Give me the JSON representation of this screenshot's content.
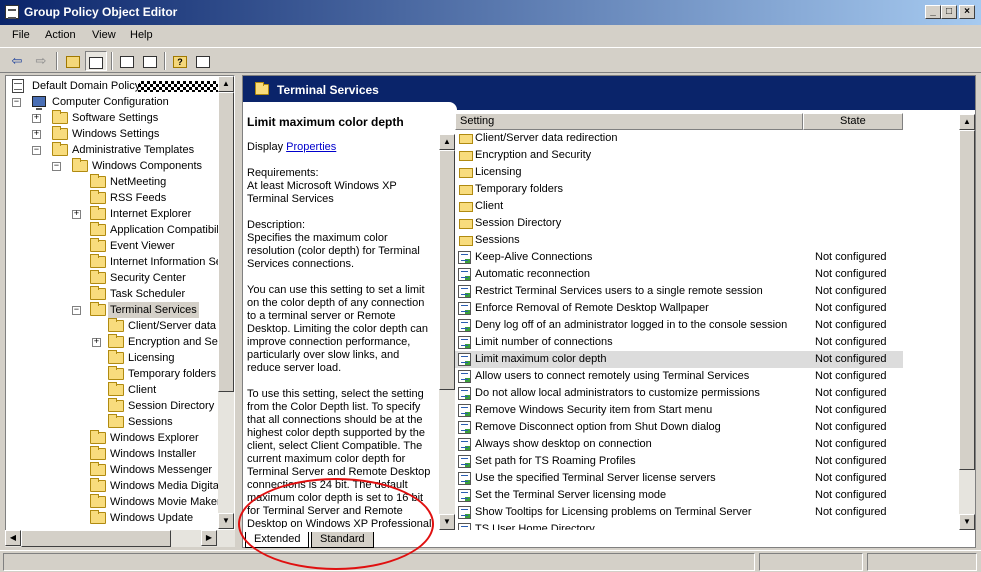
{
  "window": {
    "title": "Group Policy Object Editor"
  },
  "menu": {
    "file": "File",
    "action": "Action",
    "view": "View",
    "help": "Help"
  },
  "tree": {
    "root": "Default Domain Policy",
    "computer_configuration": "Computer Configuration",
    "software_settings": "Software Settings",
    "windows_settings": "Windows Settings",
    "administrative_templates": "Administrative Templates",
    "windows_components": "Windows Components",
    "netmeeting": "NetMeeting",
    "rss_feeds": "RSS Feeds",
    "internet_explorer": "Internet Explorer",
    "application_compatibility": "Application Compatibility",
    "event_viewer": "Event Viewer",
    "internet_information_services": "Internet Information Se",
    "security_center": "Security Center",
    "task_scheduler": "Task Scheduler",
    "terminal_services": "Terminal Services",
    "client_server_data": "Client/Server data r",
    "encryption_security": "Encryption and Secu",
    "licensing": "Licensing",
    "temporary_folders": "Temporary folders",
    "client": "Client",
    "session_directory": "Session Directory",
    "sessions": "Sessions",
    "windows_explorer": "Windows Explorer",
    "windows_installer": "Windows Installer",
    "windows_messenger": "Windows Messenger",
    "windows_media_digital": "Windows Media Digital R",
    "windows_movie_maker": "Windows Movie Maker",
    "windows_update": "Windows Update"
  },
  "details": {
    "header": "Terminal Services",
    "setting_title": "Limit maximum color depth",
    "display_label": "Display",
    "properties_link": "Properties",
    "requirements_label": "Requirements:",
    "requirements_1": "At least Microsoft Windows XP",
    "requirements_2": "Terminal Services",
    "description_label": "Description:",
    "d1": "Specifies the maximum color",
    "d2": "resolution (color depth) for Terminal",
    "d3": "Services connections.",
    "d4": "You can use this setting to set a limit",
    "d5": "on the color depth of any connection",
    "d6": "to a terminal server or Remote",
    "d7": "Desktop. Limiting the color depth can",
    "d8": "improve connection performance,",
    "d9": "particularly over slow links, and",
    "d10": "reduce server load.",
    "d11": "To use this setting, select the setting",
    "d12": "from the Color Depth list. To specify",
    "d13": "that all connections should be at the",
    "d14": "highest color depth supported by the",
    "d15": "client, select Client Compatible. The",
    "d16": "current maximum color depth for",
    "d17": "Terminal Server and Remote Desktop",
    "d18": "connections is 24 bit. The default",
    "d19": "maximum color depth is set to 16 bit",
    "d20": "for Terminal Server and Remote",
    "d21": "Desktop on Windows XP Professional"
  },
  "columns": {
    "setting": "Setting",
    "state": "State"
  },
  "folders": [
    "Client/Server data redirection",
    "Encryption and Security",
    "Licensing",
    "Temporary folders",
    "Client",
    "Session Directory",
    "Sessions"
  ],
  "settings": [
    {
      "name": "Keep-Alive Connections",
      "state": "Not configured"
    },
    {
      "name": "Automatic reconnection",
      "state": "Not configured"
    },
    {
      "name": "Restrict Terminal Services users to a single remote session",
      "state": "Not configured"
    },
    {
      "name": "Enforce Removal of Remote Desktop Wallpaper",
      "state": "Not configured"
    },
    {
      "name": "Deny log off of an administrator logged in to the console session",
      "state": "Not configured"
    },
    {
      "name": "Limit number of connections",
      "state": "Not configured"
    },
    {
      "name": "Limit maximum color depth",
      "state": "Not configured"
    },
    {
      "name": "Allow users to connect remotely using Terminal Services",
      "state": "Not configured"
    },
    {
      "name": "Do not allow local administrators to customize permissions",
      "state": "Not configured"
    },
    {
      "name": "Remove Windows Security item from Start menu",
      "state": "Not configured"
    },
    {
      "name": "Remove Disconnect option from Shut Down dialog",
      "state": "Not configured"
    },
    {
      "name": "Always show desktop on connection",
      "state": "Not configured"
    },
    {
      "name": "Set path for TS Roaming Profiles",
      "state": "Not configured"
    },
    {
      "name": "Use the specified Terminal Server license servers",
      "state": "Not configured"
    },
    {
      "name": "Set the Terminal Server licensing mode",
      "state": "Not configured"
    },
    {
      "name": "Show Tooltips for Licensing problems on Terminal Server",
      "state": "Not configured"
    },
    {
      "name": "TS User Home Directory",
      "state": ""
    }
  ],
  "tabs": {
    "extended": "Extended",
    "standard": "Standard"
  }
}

_____

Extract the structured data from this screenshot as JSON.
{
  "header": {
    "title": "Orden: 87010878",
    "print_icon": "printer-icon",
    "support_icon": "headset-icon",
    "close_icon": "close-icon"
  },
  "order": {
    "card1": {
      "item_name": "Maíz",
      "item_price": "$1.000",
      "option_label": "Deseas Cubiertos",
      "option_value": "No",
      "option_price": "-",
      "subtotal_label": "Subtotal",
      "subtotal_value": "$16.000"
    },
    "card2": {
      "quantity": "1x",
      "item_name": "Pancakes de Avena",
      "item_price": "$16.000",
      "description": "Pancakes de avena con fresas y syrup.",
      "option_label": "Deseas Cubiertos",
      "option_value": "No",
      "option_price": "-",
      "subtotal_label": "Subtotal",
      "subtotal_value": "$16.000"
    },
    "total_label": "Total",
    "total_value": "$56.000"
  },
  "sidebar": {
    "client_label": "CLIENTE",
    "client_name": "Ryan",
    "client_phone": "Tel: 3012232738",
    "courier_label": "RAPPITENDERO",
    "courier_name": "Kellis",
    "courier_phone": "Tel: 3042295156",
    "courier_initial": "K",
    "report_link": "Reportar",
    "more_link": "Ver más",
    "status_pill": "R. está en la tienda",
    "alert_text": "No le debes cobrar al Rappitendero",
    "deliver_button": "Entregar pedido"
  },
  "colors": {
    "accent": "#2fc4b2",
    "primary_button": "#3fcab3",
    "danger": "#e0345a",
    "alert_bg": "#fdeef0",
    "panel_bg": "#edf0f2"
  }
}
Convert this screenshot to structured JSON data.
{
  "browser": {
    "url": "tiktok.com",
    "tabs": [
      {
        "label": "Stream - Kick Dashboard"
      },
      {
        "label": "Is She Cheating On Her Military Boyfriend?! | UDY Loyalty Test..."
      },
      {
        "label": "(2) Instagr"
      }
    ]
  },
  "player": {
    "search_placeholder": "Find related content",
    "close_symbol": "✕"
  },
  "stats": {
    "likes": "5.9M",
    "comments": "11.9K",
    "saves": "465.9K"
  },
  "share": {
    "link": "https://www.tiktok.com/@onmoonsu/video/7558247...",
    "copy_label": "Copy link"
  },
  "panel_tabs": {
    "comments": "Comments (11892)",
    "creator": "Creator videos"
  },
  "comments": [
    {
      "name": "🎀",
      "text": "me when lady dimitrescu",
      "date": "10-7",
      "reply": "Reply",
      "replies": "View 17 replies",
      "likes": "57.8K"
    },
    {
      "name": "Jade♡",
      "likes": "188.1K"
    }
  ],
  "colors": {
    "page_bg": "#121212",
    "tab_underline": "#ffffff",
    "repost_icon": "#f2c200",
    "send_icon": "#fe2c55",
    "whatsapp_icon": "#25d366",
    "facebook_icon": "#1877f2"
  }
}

_____

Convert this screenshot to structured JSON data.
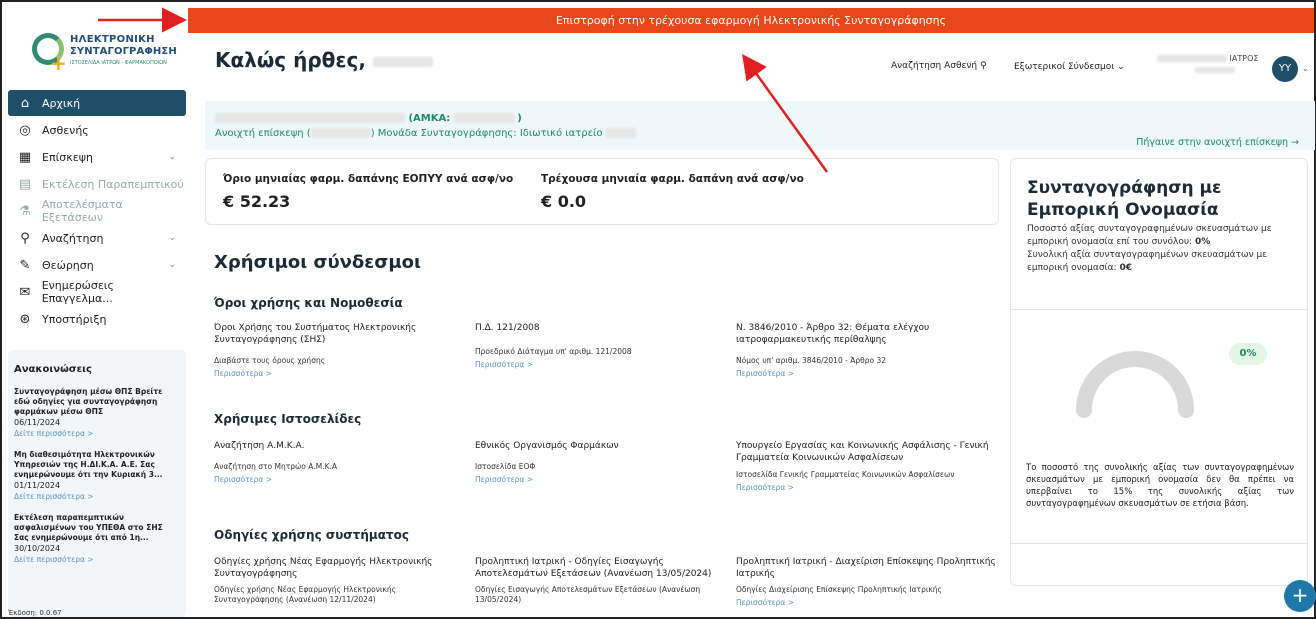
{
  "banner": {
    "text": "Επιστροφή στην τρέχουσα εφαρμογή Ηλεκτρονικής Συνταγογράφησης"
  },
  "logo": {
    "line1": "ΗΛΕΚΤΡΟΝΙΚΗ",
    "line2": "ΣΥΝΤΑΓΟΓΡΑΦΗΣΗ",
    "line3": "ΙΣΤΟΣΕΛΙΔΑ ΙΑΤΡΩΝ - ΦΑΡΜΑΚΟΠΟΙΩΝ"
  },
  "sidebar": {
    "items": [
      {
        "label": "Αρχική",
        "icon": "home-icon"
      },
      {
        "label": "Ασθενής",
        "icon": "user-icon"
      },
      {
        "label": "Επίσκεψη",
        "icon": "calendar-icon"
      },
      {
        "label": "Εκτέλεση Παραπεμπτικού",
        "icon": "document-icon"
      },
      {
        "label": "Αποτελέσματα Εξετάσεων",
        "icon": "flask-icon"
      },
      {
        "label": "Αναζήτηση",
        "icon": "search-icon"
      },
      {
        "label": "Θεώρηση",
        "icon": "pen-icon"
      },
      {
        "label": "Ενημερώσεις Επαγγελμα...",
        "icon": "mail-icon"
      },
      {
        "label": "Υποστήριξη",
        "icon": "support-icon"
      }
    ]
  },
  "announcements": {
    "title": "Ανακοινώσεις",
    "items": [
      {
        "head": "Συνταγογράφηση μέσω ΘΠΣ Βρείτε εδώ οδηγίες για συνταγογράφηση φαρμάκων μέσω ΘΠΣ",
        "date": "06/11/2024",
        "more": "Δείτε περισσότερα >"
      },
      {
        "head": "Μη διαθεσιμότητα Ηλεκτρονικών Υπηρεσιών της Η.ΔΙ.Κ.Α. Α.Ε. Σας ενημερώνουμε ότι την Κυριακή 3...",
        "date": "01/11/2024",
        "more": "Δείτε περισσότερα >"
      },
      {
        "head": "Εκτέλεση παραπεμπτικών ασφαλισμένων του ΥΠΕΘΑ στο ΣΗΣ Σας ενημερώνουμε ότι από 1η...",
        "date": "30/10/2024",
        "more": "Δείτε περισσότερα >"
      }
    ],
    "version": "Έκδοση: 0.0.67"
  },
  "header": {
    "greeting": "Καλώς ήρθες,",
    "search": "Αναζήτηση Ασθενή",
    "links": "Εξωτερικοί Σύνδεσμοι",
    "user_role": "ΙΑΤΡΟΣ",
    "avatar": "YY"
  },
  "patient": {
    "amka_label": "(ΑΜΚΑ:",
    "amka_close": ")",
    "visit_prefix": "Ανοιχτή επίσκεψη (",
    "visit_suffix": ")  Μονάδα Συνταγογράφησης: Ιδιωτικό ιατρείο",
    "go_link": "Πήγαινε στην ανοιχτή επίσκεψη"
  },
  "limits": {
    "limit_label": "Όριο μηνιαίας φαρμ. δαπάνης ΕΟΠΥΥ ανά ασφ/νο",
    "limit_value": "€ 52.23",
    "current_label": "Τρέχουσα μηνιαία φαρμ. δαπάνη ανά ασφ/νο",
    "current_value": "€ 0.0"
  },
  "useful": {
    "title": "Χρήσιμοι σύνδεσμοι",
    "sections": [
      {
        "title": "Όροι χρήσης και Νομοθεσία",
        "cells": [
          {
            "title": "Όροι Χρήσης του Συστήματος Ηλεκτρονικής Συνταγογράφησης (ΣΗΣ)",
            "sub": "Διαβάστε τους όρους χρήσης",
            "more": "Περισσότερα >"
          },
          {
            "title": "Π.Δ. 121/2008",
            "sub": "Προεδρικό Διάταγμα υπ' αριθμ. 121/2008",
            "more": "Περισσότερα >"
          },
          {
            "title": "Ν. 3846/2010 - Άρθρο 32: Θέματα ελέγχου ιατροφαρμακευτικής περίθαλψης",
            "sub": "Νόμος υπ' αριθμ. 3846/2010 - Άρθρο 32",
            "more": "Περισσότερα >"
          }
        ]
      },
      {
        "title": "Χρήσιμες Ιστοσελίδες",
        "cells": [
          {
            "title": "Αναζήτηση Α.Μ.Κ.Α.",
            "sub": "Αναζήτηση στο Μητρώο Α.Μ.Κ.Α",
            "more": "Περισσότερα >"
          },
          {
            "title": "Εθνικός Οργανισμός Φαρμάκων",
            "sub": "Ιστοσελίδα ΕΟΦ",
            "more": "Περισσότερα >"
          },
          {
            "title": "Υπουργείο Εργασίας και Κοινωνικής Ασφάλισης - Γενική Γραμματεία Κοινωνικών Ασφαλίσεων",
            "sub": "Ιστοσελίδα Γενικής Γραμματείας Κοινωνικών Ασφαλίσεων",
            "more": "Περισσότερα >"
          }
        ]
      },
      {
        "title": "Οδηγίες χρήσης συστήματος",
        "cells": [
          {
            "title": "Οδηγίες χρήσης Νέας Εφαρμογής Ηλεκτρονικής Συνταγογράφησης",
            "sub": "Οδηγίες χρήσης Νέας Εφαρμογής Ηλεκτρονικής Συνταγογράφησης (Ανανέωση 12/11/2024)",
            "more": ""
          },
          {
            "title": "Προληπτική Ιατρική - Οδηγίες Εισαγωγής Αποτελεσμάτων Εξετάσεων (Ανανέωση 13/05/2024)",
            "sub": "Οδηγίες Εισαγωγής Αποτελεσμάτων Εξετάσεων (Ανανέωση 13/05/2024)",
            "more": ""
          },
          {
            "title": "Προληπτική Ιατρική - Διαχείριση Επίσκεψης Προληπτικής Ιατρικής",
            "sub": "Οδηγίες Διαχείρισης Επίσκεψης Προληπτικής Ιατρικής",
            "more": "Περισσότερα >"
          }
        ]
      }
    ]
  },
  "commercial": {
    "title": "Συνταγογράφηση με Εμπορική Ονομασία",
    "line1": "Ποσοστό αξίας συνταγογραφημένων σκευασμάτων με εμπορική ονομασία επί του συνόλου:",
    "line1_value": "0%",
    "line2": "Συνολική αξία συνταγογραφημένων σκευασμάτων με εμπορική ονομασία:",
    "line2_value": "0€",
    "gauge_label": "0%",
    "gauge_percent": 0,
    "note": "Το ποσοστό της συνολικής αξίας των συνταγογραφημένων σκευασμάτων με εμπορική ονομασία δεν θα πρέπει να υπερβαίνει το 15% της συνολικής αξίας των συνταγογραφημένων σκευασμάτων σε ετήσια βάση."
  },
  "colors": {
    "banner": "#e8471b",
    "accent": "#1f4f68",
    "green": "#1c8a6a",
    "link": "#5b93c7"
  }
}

_____

§ **GOAL OF THE EXERCISE**
Take each line of the material that contains the word "from" and list it.

§ **THE RESPONSE**
    "d12": "from the Color Depth list. To specify",
      "name": "Remove Windows Security item from Start menu",
      "name": "Remove Disconnect option from Shut Down dialog",
Extract the structured data from this screenshot as JSON.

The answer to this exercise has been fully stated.